→ Provided records
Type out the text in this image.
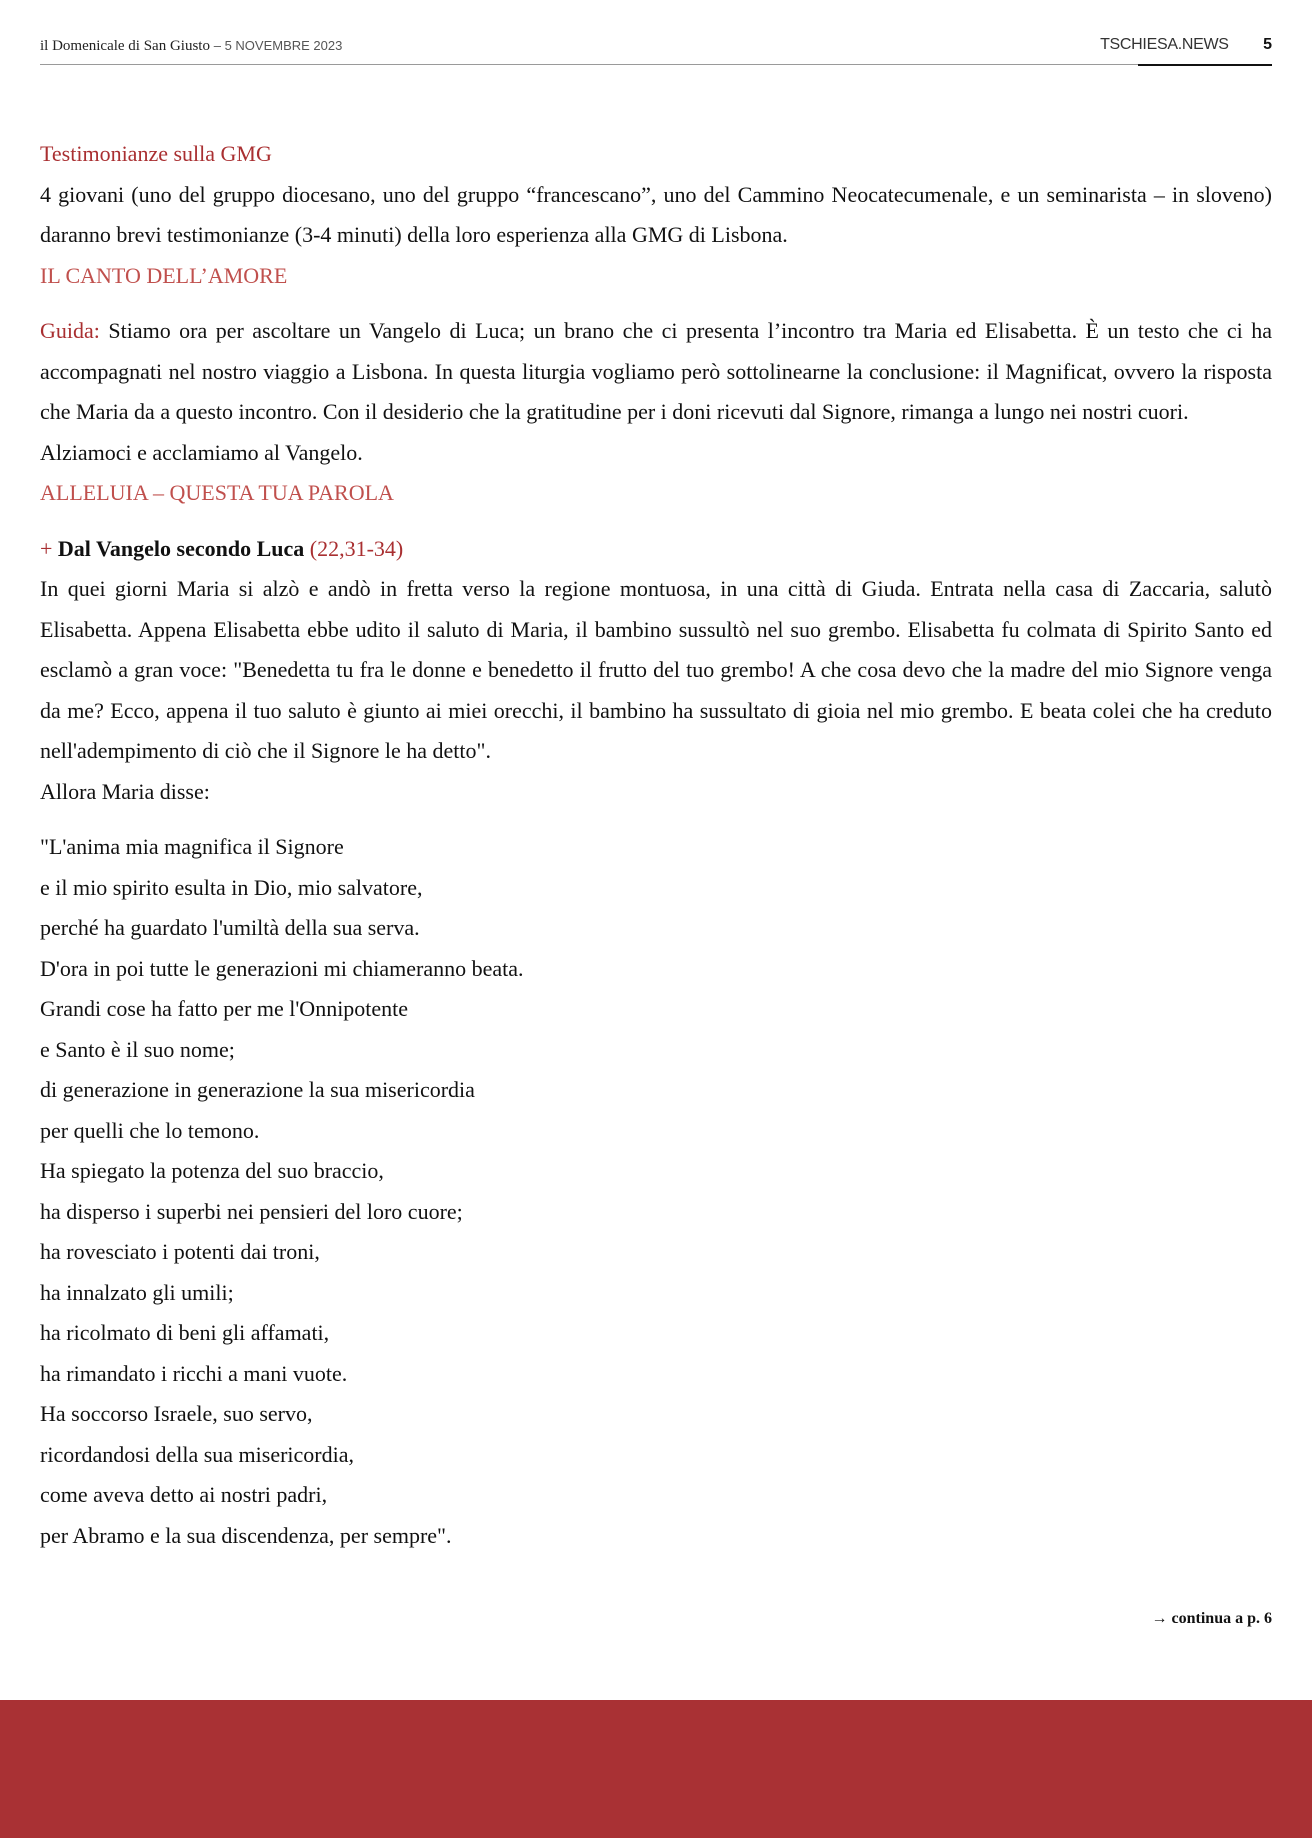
il Domenicale di San Giusto – 5 NOVEMBRE 2023	TSCHIESA.NEWS 5

Testimonianze sulla GMG

4 giovani (uno del gruppo diocesano, uno del gruppo “francescano”, uno del Cammino Neocatecumenale, e un seminarista – in sloveno) daranno brevi testimonianze (3-4 minuti) della loro esperienza alla GMG di Lisbona.

IL CANTO DELL’AMORE

Guida: Stiamo ora per ascoltare un Vangelo di Luca; un brano che ci presenta l’incontro tra Maria ed Elisabetta. È un testo che ci ha accompagnati nel nostro viaggio a Lisbona. In questa liturgia vogliamo però sottolinearne la conclusione: il Magnificat, ovvero la risposta che Maria da a questo incontro. Con il desiderio che la gratitudine per i doni ricevuti dal Signore, rimanga a lungo nei nostri cuori.

Alziamoci e acclamiamo al Vangelo.

ALLELUIA – QUESTA TUA PAROLA

+ Dal Vangelo secondo Luca (22,31-34)

In quei giorni Maria si alzò e andò in fretta verso la regione montuosa, in una città di Giuda. Entrata nella casa di Zaccaria, salutò Elisabetta. Appena Elisabetta ebbe udito il saluto di Maria, il bambino sussultò nel suo grembo. Elisabetta fu colmata di Spirito Santo ed esclamò a gran voce: "Benedetta tu fra le donne e benedetto il frutto del tuo grembo! A che cosa devo che la madre del mio Signore venga da me? Ecco, appena il tuo saluto è giunto ai miei orecchi, il bambino ha sussultato di gioia nel mio grembo. E beata colei che ha creduto nell'adempimento di ciò che il Signore le ha detto".

Allora Maria disse:

"L'anima mia magnifica il Signore

e il mio spirito esulta in Dio, mio salvatore,

perché ha guardato l'umiltà della sua serva.

D'ora in poi tutte le generazioni mi chiameranno beata.

Grandi cose ha fatto per me l'Onnipotente

e Santo è il suo nome;

di generazione in generazione la sua misericordia

per quelli che lo temono.

Ha spiegato la potenza del suo braccio,

ha disperso i superbi nei pensieri del loro cuore;

ha rovesciato i potenti dai troni,

ha innalzato gli umili;

ha ricolmato di beni gli affamati,

ha rimandato i ricchi a mani vuote.

Ha soccorso Israele, suo servo,

ricordandosi della sua misericordia,

come aveva detto ai nostri padri,

per Abramo e la sua discendenza, per sempre".

→ continua a p. 6
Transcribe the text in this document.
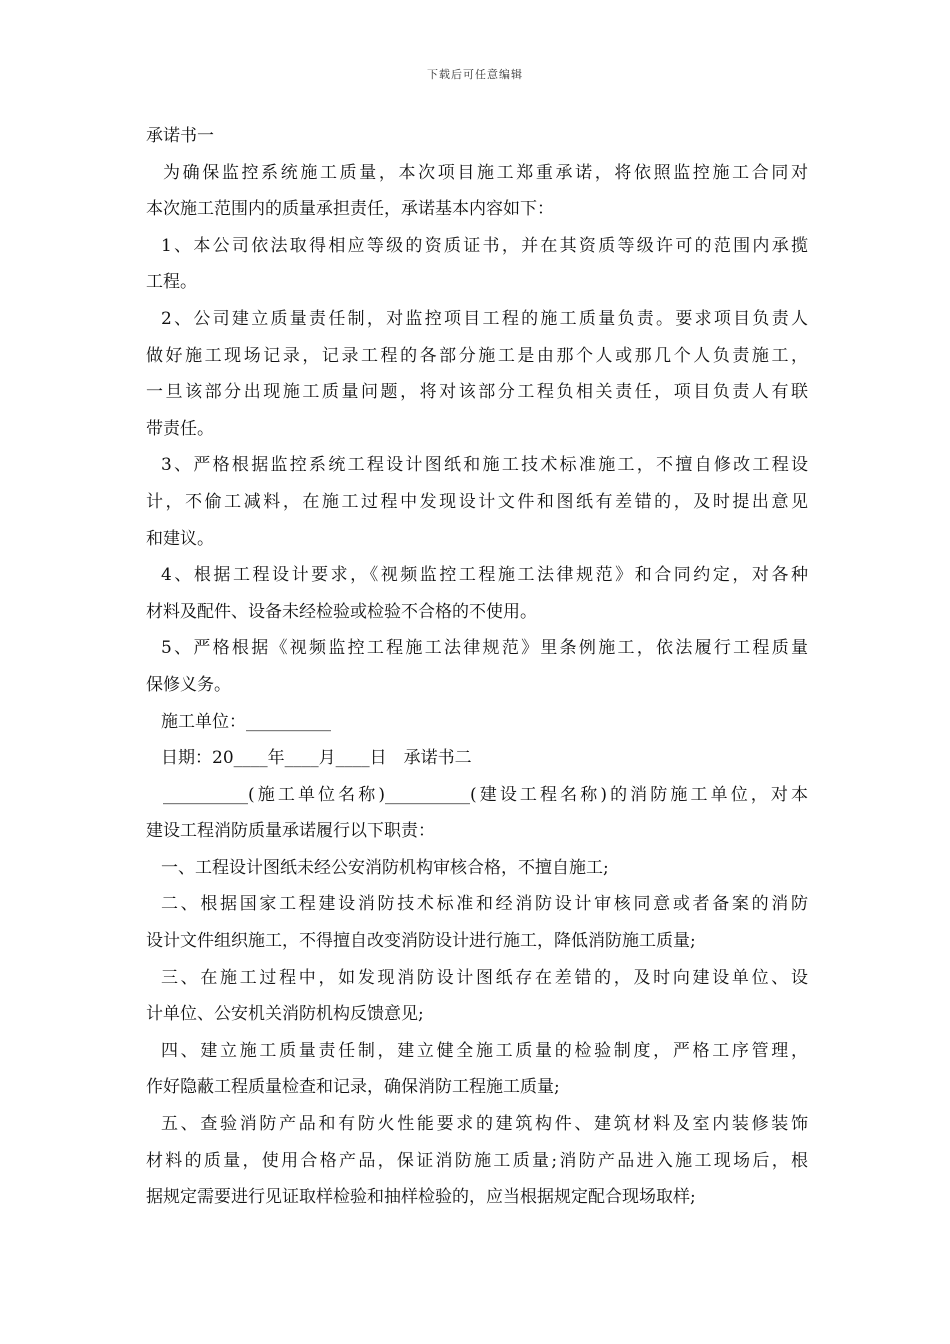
下载后可任意编辑
承诺书一
为确保监控系统施工质量，本次项目施工郑重承诺，将依照监控施工合同对
本次施工范围内的质量承担责任，承诺基本内容如下：
1、本公司依法取得相应等级的资质证书，并在其资质等级许可的范围内承揽
工程。
2、公司建立质量责任制，对监控项目工程的施工质量负责。要求项目负责人
做好施工现场记录，记录工程的各部分施工是由那个人或那几个人负责施工，
一旦该部分出现施工质量问题，将对该部分工程负相关责任，项目负责人有联
带责任。
3、严格根据监控系统工程设计图纸和施工技术标准施工，不擅自修改工程设
计，不偷工减料，在施工过程中发现设计文件和图纸有差错的，及时提出意见
和建议。
4、根据工程设计要求，《视频监控工程施工法律规范》和合同约定，对各种
材料及配件、设备未经检验或检验不合格的不使用。
5、严格根据《视频监控工程施工法律规范》里条例施工，依法履行工程质量
保修义务。
施工单位：__________
日期：20____年____月____日　承诺书二
__________(施工单位名称)__________(建设工程名称)的消防施工单位，对本
建设工程消防质量承诺履行以下职责：
一、工程设计图纸未经公安消防机构审核合格，不擅自施工;
二、根据国家工程建设消防技术标准和经消防设计审核同意或者备案的消防
设计文件组织施工，不得擅自改变消防设计进行施工，降低消防施工质量;
三、在施工过程中，如发现消防设计图纸存在差错的，及时向建设单位、设
计单位、公安机关消防机构反馈意见;
四、建立施工质量责任制，建立健全施工质量的检验制度，严格工序管理，
作好隐蔽工程质量检查和记录，确保消防工程施工质量;
五、查验消防产品和有防火性能要求的建筑构件、建筑材料及室内装修装饰
材料的质量，使用合格产品，保证消防施工质量;消防产品进入施工现场后，根
据规定需要进行见证取样检验和抽样检验的，应当根据规定配合现场取样;
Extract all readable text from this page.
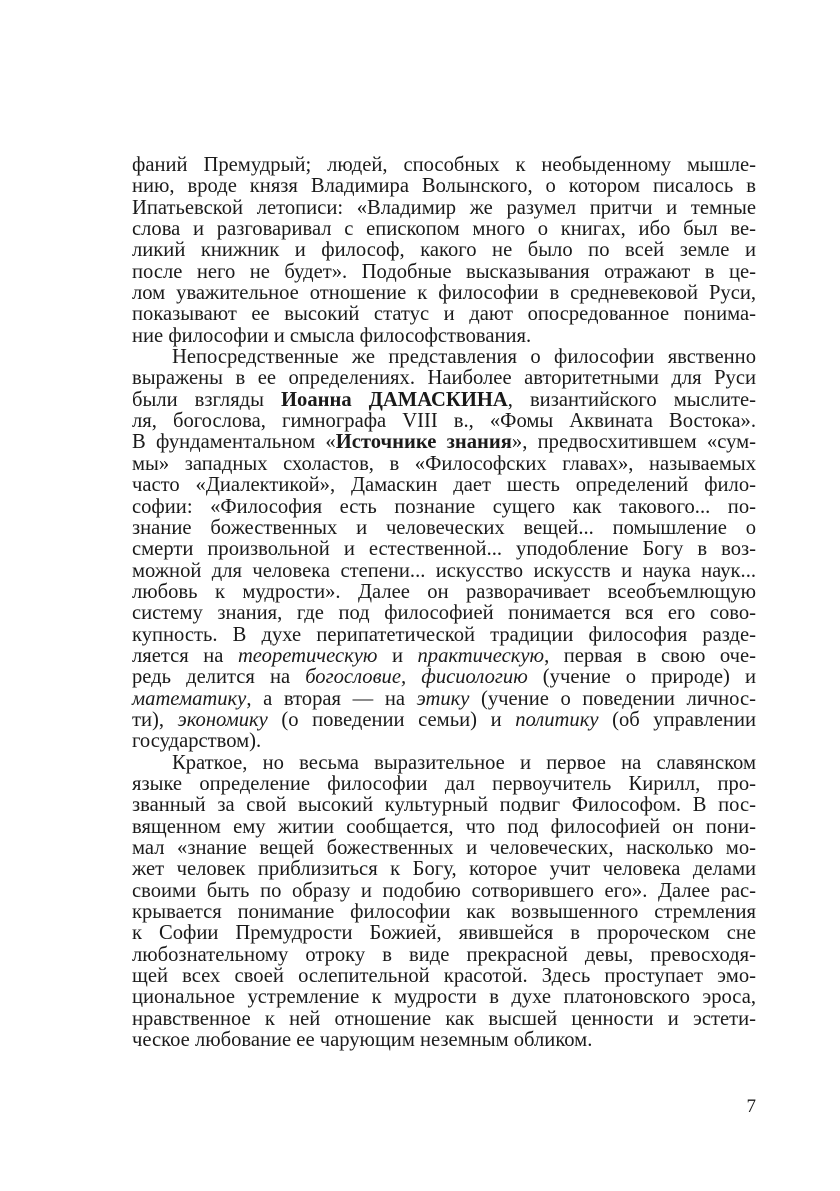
фаний Премудрый; людей, способных к необыденному мышле-
нию, вроде князя Владимира Волынского, о котором писалось в
Ипатьевской летописи: «Владимир же разумел притчи и темные
слова и разговаривал с епископом много о книгах, ибо был ве-
ликий книжник и философ, какого не было по всей земле и
после него не будет». Подобные высказывания отражают в це-
лом уважительное отношение к философии в средневековой Руси,
показывают ее высокий статус и дают опосредованное понима-
ние философии и смысла философствования.
Непосредственные же представления о философии явственно
выражены в ее определениях. Наиболее авторитетными для Руси
были взгляды Иоанна ДАМАСКИНА, византийского мыслите-
ля, богослова, гимнографа VIII в., «Фомы Аквината Востока».
В фундаментальном «Источнике знания», предвосхитившем «сум-
мы» западных схоластов, в «Философских главах», называемых
часто «Диалектикой», Дамаскин дает шесть определений фило-
софии: «Философия есть познание сущего как такового... по-
знание божественных и человеческих вещей... помышление о
смерти произвольной и естественной... уподобление Богу в воз-
можной для человека степени... искусство искусств и наука наук...
любовь к мудрости». Далее он разворачивает всеобъемлющую
систему знания, где под философией понимается вся его сово-
купность. В духе перипатетической традиции философия разде-
ляется на теоретическую и практическую, первая в свою оче-
редь делится на богословие, фисиологию (учение о природе) и
математику, а вторая — на этику (учение о поведении личнос-
ти), экономику (о поведении семьи) и политику (об управлении
государством).
Краткое, но весьма выразительное и первое на славянском
языке определение философии дал первоучитель Кирилл, про-
званный за свой высокий культурный подвиг Философом. В пос-
вященном ему житии сообщается, что под философией он пони-
мал «знание вещей божественных и человеческих, насколько мо-
жет человек приблизиться к Богу, которое учит человека делами
своими быть по образу и подобию сотворившего его». Далее рас-
крывается понимание философии как возвышенного стремления
к Софии Премудрости Божией, явившейся в пророческом сне
любознательному отроку в виде прекрасной девы, превосходя-
щей всех своей ослепительной красотой. Здесь проступает эмо-
циональное устремление к мудрости в духе платоновского эроса,
нравственное к ней отношение как высшей ценности и эстети-
ческое любование ее чарующим неземным обликом.
7
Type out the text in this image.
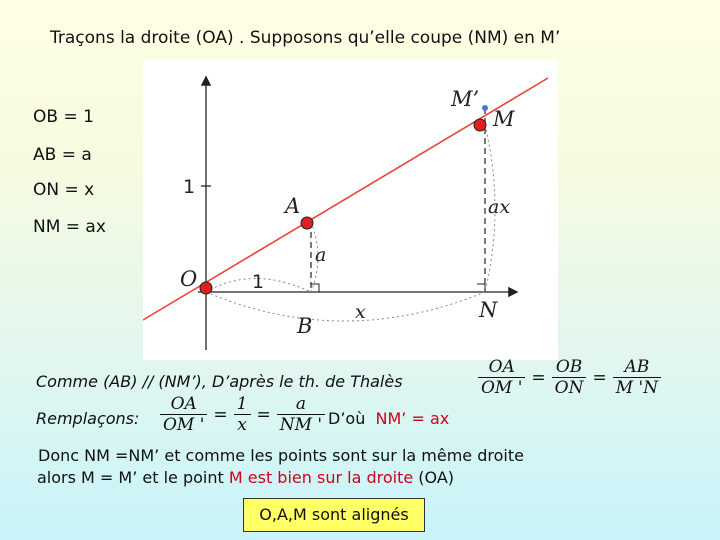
Traçons la droite (OA) . Supposons qu’elle coupe (NM) en M’
OB = 1
AB = a
ON = x
NM = ax
O
A
M’
M
B
N
a
ax
x
1
1
Comme (AB) // (NM’), D’après le th. de Thalès	$\frac{OA}{OM '} = \frac{OB}{ON} = \frac{AB}{M 'N}$
Remplaçons: $\frac{OA}{OM '} = \frac{1}{x} = \frac{a}{NM '}$ D’où NM’ = ax
Donc NM =NM’ et comme les points sont sur la même droite
alors M = M’ et le point M est bien sur la droite (OA)
O,A,M sont alignés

→ Aim
All the records above need to be given again word for word. Skip the pictures.

→ Complete output
Type out the text in this image.
il Domenicale di San Giusto – 5 NOVEMBRE 2023	TSCHIESA.NEWS 5

Testimonianze sulla GMG

4 giovani (uno del gruppo diocesano, uno del gruppo “francescano”, uno del Cammino Neocatecumenale, e un seminarista – in sloveno) daranno brevi testimonianze (3-4 minuti) della loro esperienza alla GMG di Lisbona.

IL CANTO DELL’AMORE

Guida: Stiamo ora per ascoltare un Vangelo di Luca; un brano che ci presenta l’incontro tra Maria ed Elisabetta. È un testo che ci ha accompagnati nel nostro viaggio a Lisbona. In questa liturgia vogliamo però sottolinearne la conclusione: il Magnificat, ovvero la risposta che Maria da a questo incontro. Con il desiderio che la gratitudine per i doni ricevuti dal Signore, rimanga a lungo nei nostri cuori.

Alziamoci e acclamiamo al Vangelo.

ALLELUIA – QUESTA TUA PAROLA

+ Dal Vangelo secondo Luca (22,31-34)

In quei giorni Maria si alzò e andò in fretta verso la regione montuosa, in una città di Giuda. Entrata nella casa di Zaccaria, salutò Elisabetta. Appena Elisabetta ebbe udito il saluto di Maria, il bambino sussultò nel suo grembo. Elisabetta fu colmata di Spirito Santo ed esclamò a gran voce: "Benedetta tu fra le donne e benedetto il frutto del tuo grembo! A che cosa devo che la madre del mio Signore venga da me? Ecco, appena il tuo saluto è giunto ai miei orecchi, il bambino ha sussultato di gioia nel mio grembo. E beata colei che ha creduto nell'adempimento di ciò che il Signore le ha detto".

Allora Maria disse:

"L'anima mia magnifica il Signore

e il mio spirito esulta in Dio, mio salvatore,

perché ha guardato l'umiltà della sua serva.

D'ora in poi tutte le generazioni mi chiameranno beata.

Grandi cose ha fatto per me l'Onnipotente

e Santo è il suo nome;

di generazione in generazione la sua misericordia

per quelli che lo temono.

Ha spiegato la potenza del suo braccio,

ha disperso i superbi nei pensieri del loro cuore;

ha rovesciato i potenti dai troni,

ha innalzato gli umili;

ha ricolmato di beni gli affamati,

ha rimandato i ricchi a mani vuote.

Ha soccorso Israele, suo servo,

ricordandosi della sua misericordia,

come aveva detto ai nostri padri,

per Abramo e la sua discendenza, per sempre".

→ continua a p. 6
Transcribe the text in this document.
下载后可任意编辑
承诺书一
为确保监控系统施工质量，本次项目施工郑重承诺，将依照监控施工合同对
本次施工范围内的质量承担责任，承诺基本内容如下：
1、本公司依法取得相应等级的资质证书，并在其资质等级许可的范围内承揽
工程。
2、公司建立质量责任制，对监控项目工程的施工质量负责。要求项目负责人
做好施工现场记录，记录工程的各部分施工是由那个人或那几个人负责施工，
一旦该部分出现施工质量问题，将对该部分工程负相关责任，项目负责人有联
带责任。
3、严格根据监控系统工程设计图纸和施工技术标准施工，不擅自修改工程设
计，不偷工减料，在施工过程中发现设计文件和图纸有差错的，及时提出意见
和建议。
4、根据工程设计要求，《视频监控工程施工法律规范》和合同约定，对各种
材料及配件、设备未经检验或检验不合格的不使用。
5、严格根据《视频监控工程施工法律规范》里条例施工，依法履行工程质量
保修义务。
施工单位：__________
日期：20____年____月____日　承诺书二
__________(施工单位名称)__________(建设工程名称)的消防施工单位，对本
建设工程消防质量承诺履行以下职责：
一、工程设计图纸未经公安消防机构审核合格，不擅自施工;
二、根据国家工程建设消防技术标准和经消防设计审核同意或者备案的消防
设计文件组织施工，不得擅自改变消防设计进行施工，降低消防施工质量;
三、在施工过程中，如发现消防设计图纸存在差错的，及时向建设单位、设
计单位、公安机关消防机构反馈意见;
四、建立施工质量责任制，建立健全施工质量的检验制度，严格工序管理，
作好隐蔽工程质量检查和记录，确保消防工程施工质量;
五、查验消防产品和有防火性能要求的建筑构件、建筑材料及室内装修装饰
材料的质量，使用合格产品，保证消防施工质量;消防产品进入施工现场后，根
据规定需要进行见证取样检验和抽样检验的，应当根据规定配合现场取样;
Extract all readable text from this page.
фаний Премудрый; людей, способных к необыденному мышле-
нию, вроде князя Владимира Волынского, о котором писалось в
Ипатьевской летописи: «Владимир же разумел притчи и темные
слова и разговаривал с епископом много о книгах, ибо был ве-
ликий книжник и философ, какого не было по всей земле и
после него не будет». Подобные высказывания отражают в це-
лом уважительное отношение к философии в средневековой Руси,
показывают ее высокий статус и дают опосредованное понима-
ние философии и смысла философствования.
Непосредственные же представления о философии явственно
выражены в ее определениях. Наиболее авторитетными для Руси
были взгляды Иоанна ДАМАСКИНА, византийского мыслите-
ля, богослова, гимнографа VIII в., «Фомы Аквината Востока».
В фундаментальном «Источнике знания», предвосхитившем «сум-
мы» западных схоластов, в «Философских главах», называемых
часто «Диалектикой», Дамаскин дает шесть определений фило-
софии: «Философия есть познание сущего как такового... по-
знание божественных и человеческих вещей... помышление о
смерти произвольной и естественной... уподобление Богу в воз-
можной для человека степени... искусство искусств и наука наук...
любовь к мудрости». Далее он разворачивает всеобъемлющую
систему знания, где под философией понимается вся его сово-
купность. В духе перипатетической традиции философия разде-
ляется на теоретическую и практическую, первая в свою оче-
редь делится на богословие, фисиологию (учение о природе) и
математику, а вторая — на этику (учение о поведении личнос-
ти), экономику (о поведении семьи) и политику (об управлении
государством).
Краткое, но весьма выразительное и первое на славянском
языке определение философии дал первоучитель Кирилл, про-
званный за свой высокий культурный подвиг Философом. В пос-
вященном ему житии сообщается, что под философией он пони-
мал «знание вещей божественных и человеческих, насколько мо-
жет человек приблизиться к Богу, которое учит человека делами
своими быть по образу и подобию сотворившего его». Далее рас-
крывается понимание философии как возвышенного стремления
к Софии Премудрости Божией, явившейся в пророческом сне
любознательному отроку в виде прекрасной девы, превосходя-
щей всех своей ослепительной красотой. Здесь проступает эмо-
циональное устремление к мудрости в духе платоновского эроса,
нравственное к ней отношение как высшей ценности и эстети-
ческое любование ее чарующим неземным обликом.
7
Type out the text in this image.
Traçons la droite (OA) . Supposons qu’elle coupe (NM) en M’
OB = 1
AB = a
ON = x
NM = ax
O
A
M’
M
B
N
a
ax
x
1
1
Comme (AB) // (NM’), D’après le th. de Thalès	$\frac{OA}{OM '} = \frac{OB}{ON} = \frac{AB}{M 'N}$
Remplaçons: $\frac{OA}{OM '} = \frac{1}{x} = \frac{a}{NM '}$ D’où NM’ = ax
Donc NM =NM’ et comme les points sont sur la même droite
alors M = M’ et le point M est bien sur la droite (OA)
O,A,M sont alignés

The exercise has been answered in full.